• [EXERCISE BRIEF] Pictures are not part of the copy; repeat everything else in the records exactly.

• [INPUT]

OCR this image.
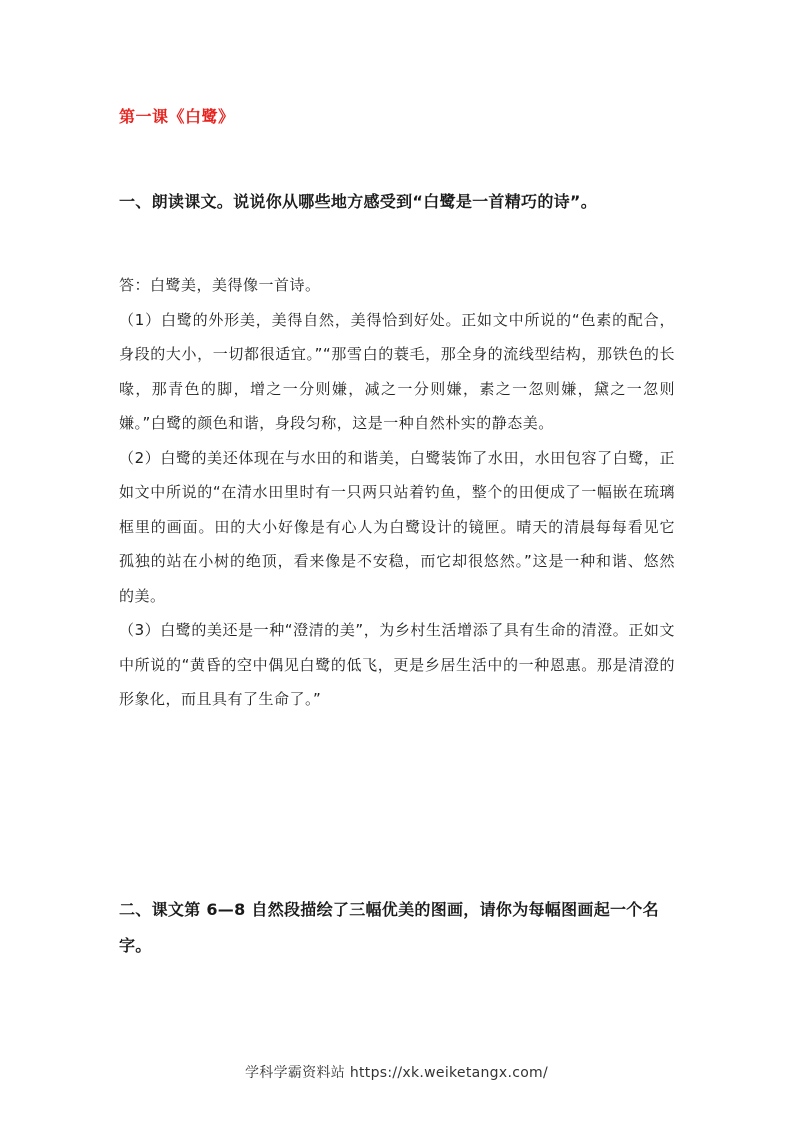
第一课《白鹭》
一、朗读课文。说说你从哪些地方感受到“白鹭是一首精巧的诗”。

答：白鹭美，美得像一首诗。

（1）白鹭的外形美，美得自然，美得恰到好处。正如文中所说的“色素的配合，身段的大小，一切都很适宜。”“那雪白的蓑毛，那全身的流线型结构，那铁色的长喙，那青色的脚，增之一分则嫌，减之一分则嫌，素之一忽则嫌，黛之一忽则嫌。”白鹭的颜色和谐，身段匀称，这是一种自然朴实的静态美。

（2）白鹭的美还体现在与水田的和谐美，白鹭装饰了水田，水田包容了白鹭，正如文中所说的“在清水田里时有一只两只站着钓鱼，整个的田便成了一幅嵌在琉璃框里的画面。田的大小好像是有心人为白鹭设计的镜匣。晴天的清晨每每看见它孤独的站在小树的绝顶，看来像是不安稳，而它却很悠然。”这是一种和谐、悠然的美。

（3）白鹭的美还是一种“澄清的美”，为乡村生活增添了具有生命的清澄。正如文中所说的“黄昏的空中偶见白鹭的低飞，更是乡居生活中的一种恩惠。那是清澄的形象化，而且具有了生命了。”

二、课文第 6—8 自然段描绘了三幅优美的图画，请你为每幅图画起一个名字。

学科学霸资料站 https://xk.weiketangx.com/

• [SOLUTION TO THIS PROBLEM]
OCR this image.
第一课《白鹭》
一、朗读课文。说说你从哪些地方感受到“白鹭是一首精巧的诗”。

答：白鹭美，美得像一首诗。

（1）白鹭的外形美，美得自然，美得恰到好处。正如文中所说的“色素的配合，身段的大小，一切都很适宜。”“那雪白的蓑毛，那全身的流线型结构，那铁色的长喙，那青色的脚，增之一分则嫌，减之一分则嫌，素之一忽则嫌，黛之一忽则嫌。”白鹭的颜色和谐，身段匀称，这是一种自然朴实的静态美。

（2）白鹭的美还体现在与水田的和谐美，白鹭装饰了水田，水田包容了白鹭，正如文中所说的“在清水田里时有一只两只站着钓鱼，整个的田便成了一幅嵌在琉璃框里的画面。田的大小好像是有心人为白鹭设计的镜匣。晴天的清晨每每看见它孤独的站在小树的绝顶，看来像是不安稳，而它却很悠然。”这是一种和谐、悠然的美。

（3）白鹭的美还是一种“澄清的美”，为乡村生活增添了具有生命的清澄。正如文中所说的“黄昏的空中偶见白鹭的低飞，更是乡居生活中的一种恩惠。那是清澄的形象化，而且具有了生命了。”

二、课文第 6—8 自然段描绘了三幅优美的图画，请你为每幅图画起一个名字。

学科学霸资料站 https://xk.weiketangx.com/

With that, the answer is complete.